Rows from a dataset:

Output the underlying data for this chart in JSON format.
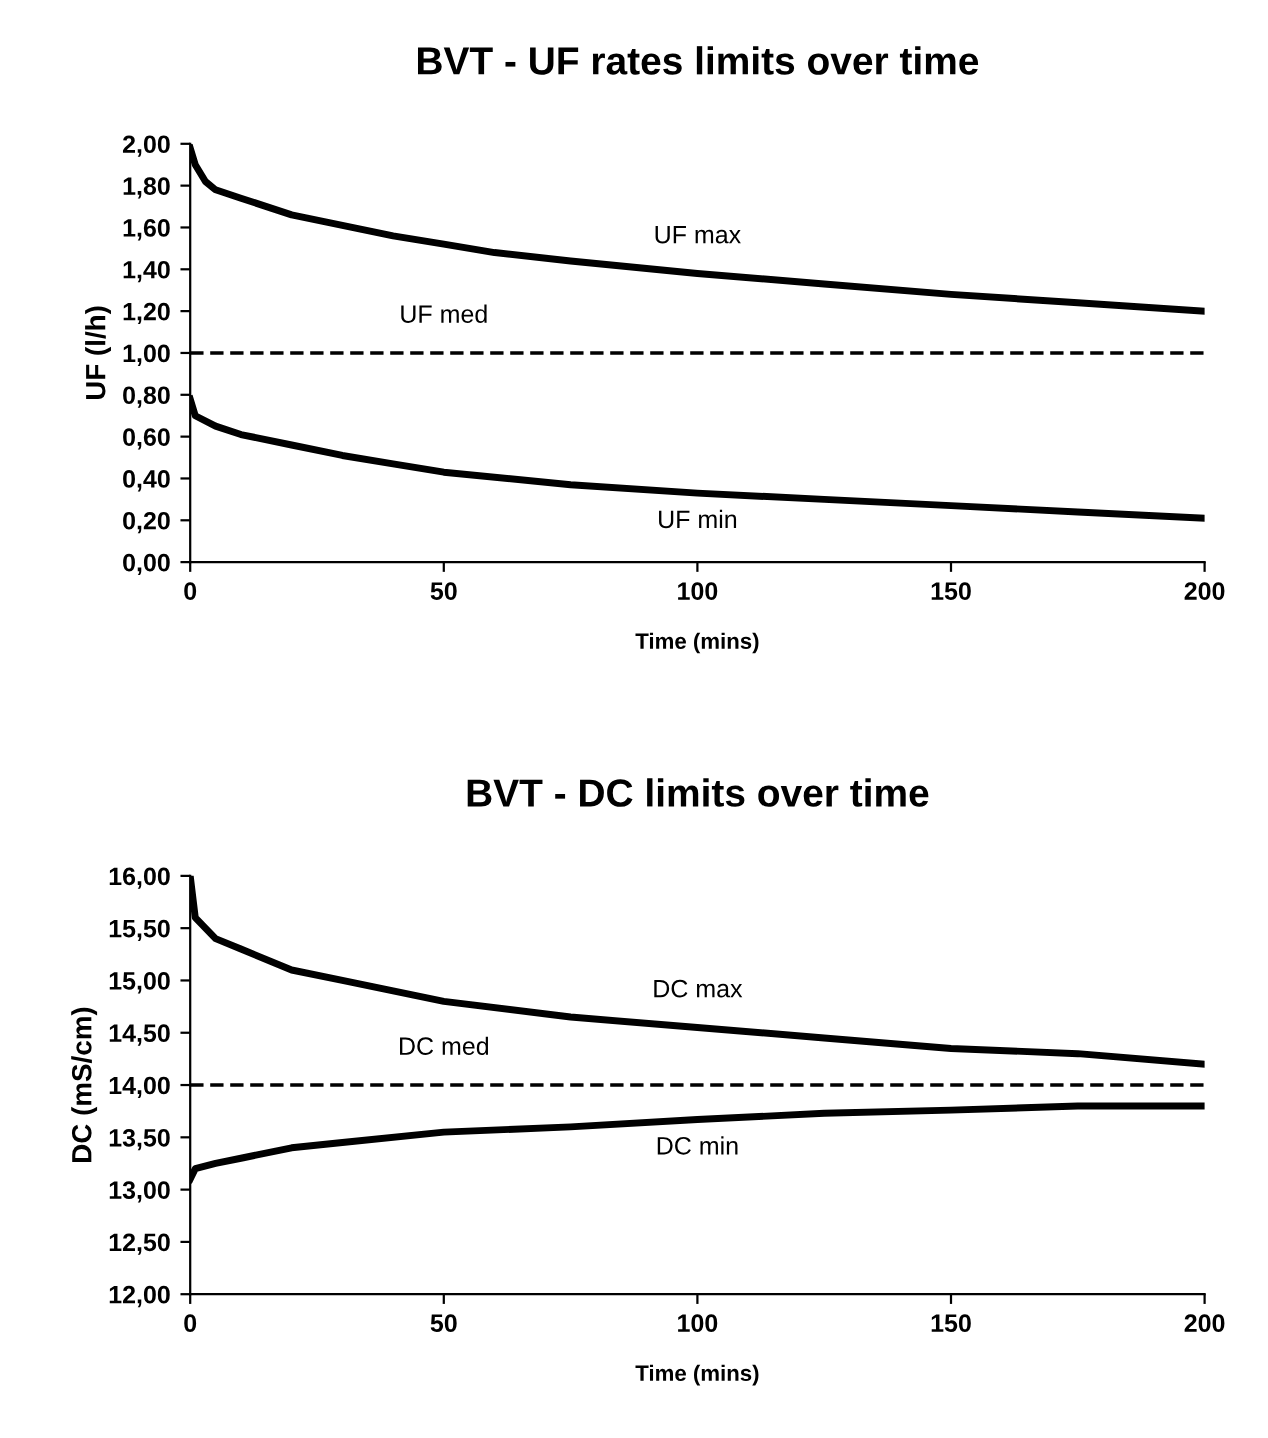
{
  "chart_data": [
    {
      "type": "line",
      "title": "BVT - UF rates limits over time",
      "xlabel": "Time (mins)",
      "ylabel": "UF (l/h)",
      "xlim": [
        0,
        200
      ],
      "xticks": [
        0,
        50,
        100,
        150,
        200
      ],
      "ylim": [
        0,
        2
      ],
      "yticks": [
        {
          "value": 0,
          "label": "0,00"
        },
        {
          "value": 0.2,
          "label": "0,20"
        },
        {
          "value": 0.4,
          "label": "0,40"
        },
        {
          "value": 0.6,
          "label": "0,60"
        },
        {
          "value": 0.8,
          "label": "0,80"
        },
        {
          "value": 1.0,
          "label": "1,00"
        },
        {
          "value": 1.2,
          "label": "1,20"
        },
        {
          "value": 1.4,
          "label": "1,40"
        },
        {
          "value": 1.6,
          "label": "1,60"
        },
        {
          "value": 1.8,
          "label": "1,80"
        },
        {
          "value": 2.0,
          "label": "2,00"
        }
      ],
      "grid": false,
      "legend": false,
      "marker": "none",
      "series": [
        {
          "name": "UF max",
          "color": "#000000",
          "line_style": "solid",
          "x": [
            0,
            1,
            3,
            5,
            10,
            20,
            30,
            40,
            50,
            60,
            75,
            100,
            125,
            150,
            175,
            200
          ],
          "values": [
            1.98,
            1.9,
            1.82,
            1.78,
            1.74,
            1.66,
            1.61,
            1.56,
            1.52,
            1.48,
            1.44,
            1.38,
            1.33,
            1.28,
            1.24,
            1.2
          ]
        },
        {
          "name": "UF med",
          "color": "#000000",
          "line_style": "dashed",
          "x": [
            0,
            200
          ],
          "values": [
            1.0,
            1.0
          ]
        },
        {
          "name": "UF min",
          "color": "#000000",
          "line_style": "solid",
          "x": [
            0,
            1,
            5,
            10,
            20,
            30,
            40,
            50,
            75,
            100,
            125,
            150,
            175,
            200
          ],
          "values": [
            0.78,
            0.7,
            0.65,
            0.61,
            0.56,
            0.51,
            0.47,
            0.43,
            0.37,
            0.33,
            0.3,
            0.27,
            0.24,
            0.21
          ]
        }
      ]
    },
    {
      "type": "line",
      "title": "BVT - DC limits over time",
      "xlabel": "Time (mins)",
      "ylabel": "DC (mS/cm)",
      "xlim": [
        0,
        200
      ],
      "xticks": [
        0,
        50,
        100,
        150,
        200
      ],
      "ylim": [
        12,
        16
      ],
      "yticks": [
        {
          "value": 12,
          "label": "12,00"
        },
        {
          "value": 12.5,
          "label": "12,50"
        },
        {
          "value": 13,
          "label": "13,00"
        },
        {
          "value": 13.5,
          "label": "13,50"
        },
        {
          "value": 14,
          "label": "14,00"
        },
        {
          "value": 14.5,
          "label": "14,50"
        },
        {
          "value": 15,
          "label": "15,00"
        },
        {
          "value": 15.5,
          "label": "15,50"
        },
        {
          "value": 16,
          "label": "16,00"
        }
      ],
      "grid": false,
      "legend": false,
      "marker": "none",
      "series": [
        {
          "name": "DC max",
          "color": "#000000",
          "line_style": "solid",
          "x": [
            0,
            1,
            3,
            5,
            10,
            20,
            30,
            40,
            50,
            75,
            100,
            125,
            150,
            175,
            200
          ],
          "values": [
            16.0,
            15.6,
            15.5,
            15.4,
            15.3,
            15.1,
            15.0,
            14.9,
            14.8,
            14.65,
            14.55,
            14.45,
            14.35,
            14.3,
            14.2
          ]
        },
        {
          "name": "DC med",
          "color": "#000000",
          "line_style": "dashed",
          "x": [
            0,
            200
          ],
          "values": [
            14.0,
            14.0
          ]
        },
        {
          "name": "DC min",
          "color": "#000000",
          "line_style": "solid",
          "x": [
            0,
            1,
            5,
            10,
            20,
            30,
            50,
            75,
            100,
            125,
            150,
            175,
            200
          ],
          "values": [
            13.1,
            13.2,
            13.25,
            13.3,
            13.4,
            13.45,
            13.55,
            13.6,
            13.67,
            13.73,
            13.76,
            13.8,
            13.8
          ]
        }
      ]
    }
  ]
}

Directions for this task:
Each entry must be retyped word for word, with every image omitted.

Correct response:
Output the underlying data for this chart in JSON format.
{
  "chart_data": [
    {
      "type": "line",
      "title": "BVT - UF rates limits over time",
      "xlabel": "Time (mins)",
      "ylabel": "UF (l/h)",
      "xlim": [
        0,
        200
      ],
      "xticks": [
        0,
        50,
        100,
        150,
        200
      ],
      "ylim": [
        0,
        2
      ],
      "yticks": [
        {
          "value": 0,
          "label": "0,00"
        },
        {
          "value": 0.2,
          "label": "0,20"
        },
        {
          "value": 0.4,
          "label": "0,40"
        },
        {
          "value": 0.6,
          "label": "0,60"
        },
        {
          "value": 0.8,
          "label": "0,80"
        },
        {
          "value": 1.0,
          "label": "1,00"
        },
        {
          "value": 1.2,
          "label": "1,20"
        },
        {
          "value": 1.4,
          "label": "1,40"
        },
        {
          "value": 1.6,
          "label": "1,60"
        },
        {
          "value": 1.8,
          "label": "1,80"
        },
        {
          "value": 2.0,
          "label": "2,00"
        }
      ],
      "grid": false,
      "legend": false,
      "marker": "none",
      "series": [
        {
          "name": "UF max",
          "color": "#000000",
          "line_style": "solid",
          "x": [
            0,
            1,
            3,
            5,
            10,
            20,
            30,
            40,
            50,
            60,
            75,
            100,
            125,
            150,
            175,
            200
          ],
          "values": [
            1.98,
            1.9,
            1.82,
            1.78,
            1.74,
            1.66,
            1.61,
            1.56,
            1.52,
            1.48,
            1.44,
            1.38,
            1.33,
            1.28,
            1.24,
            1.2
          ]
        },
        {
          "name": "UF med",
          "color": "#000000",
          "line_style": "dashed",
          "x": [
            0,
            200
          ],
          "values": [
            1.0,
            1.0
          ]
        },
        {
          "name": "UF min",
          "color": "#000000",
          "line_style": "solid",
          "x": [
            0,
            1,
            5,
            10,
            20,
            30,
            40,
            50,
            75,
            100,
            125,
            150,
            175,
            200
          ],
          "values": [
            0.78,
            0.7,
            0.65,
            0.61,
            0.56,
            0.51,
            0.47,
            0.43,
            0.37,
            0.33,
            0.3,
            0.27,
            0.24,
            0.21
          ]
        }
      ]
    },
    {
      "type": "line",
      "title": "BVT - DC limits over time",
      "xlabel": "Time (mins)",
      "ylabel": "DC (mS/cm)",
      "xlim": [
        0,
        200
      ],
      "xticks": [
        0,
        50,
        100,
        150,
        200
      ],
      "ylim": [
        12,
        16
      ],
      "yticks": [
        {
          "value": 12,
          "label": "12,00"
        },
        {
          "value": 12.5,
          "label": "12,50"
        },
        {
          "value": 13,
          "label": "13,00"
        },
        {
          "value": 13.5,
          "label": "13,50"
        },
        {
          "value": 14,
          "label": "14,00"
        },
        {
          "value": 14.5,
          "label": "14,50"
        },
        {
          "value": 15,
          "label": "15,00"
        },
        {
          "value": 15.5,
          "label": "15,50"
        },
        {
          "value": 16,
          "label": "16,00"
        }
      ],
      "grid": false,
      "legend": false,
      "marker": "none",
      "series": [
        {
          "name": "DC max",
          "color": "#000000",
          "line_style": "solid",
          "x": [
            0,
            1,
            3,
            5,
            10,
            20,
            30,
            40,
            50,
            75,
            100,
            125,
            150,
            175,
            200
          ],
          "values": [
            16.0,
            15.6,
            15.5,
            15.4,
            15.3,
            15.1,
            15.0,
            14.9,
            14.8,
            14.65,
            14.55,
            14.45,
            14.35,
            14.3,
            14.2
          ]
        },
        {
          "name": "DC med",
          "color": "#000000",
          "line_style": "dashed",
          "x": [
            0,
            200
          ],
          "values": [
            14.0,
            14.0
          ]
        },
        {
          "name": "DC min",
          "color": "#000000",
          "line_style": "solid",
          "x": [
            0,
            1,
            5,
            10,
            20,
            30,
            50,
            75,
            100,
            125,
            150,
            175,
            200
          ],
          "values": [
            13.1,
            13.2,
            13.25,
            13.3,
            13.4,
            13.45,
            13.55,
            13.6,
            13.67,
            13.73,
            13.76,
            13.8,
            13.8
          ]
        }
      ]
    }
  ]
}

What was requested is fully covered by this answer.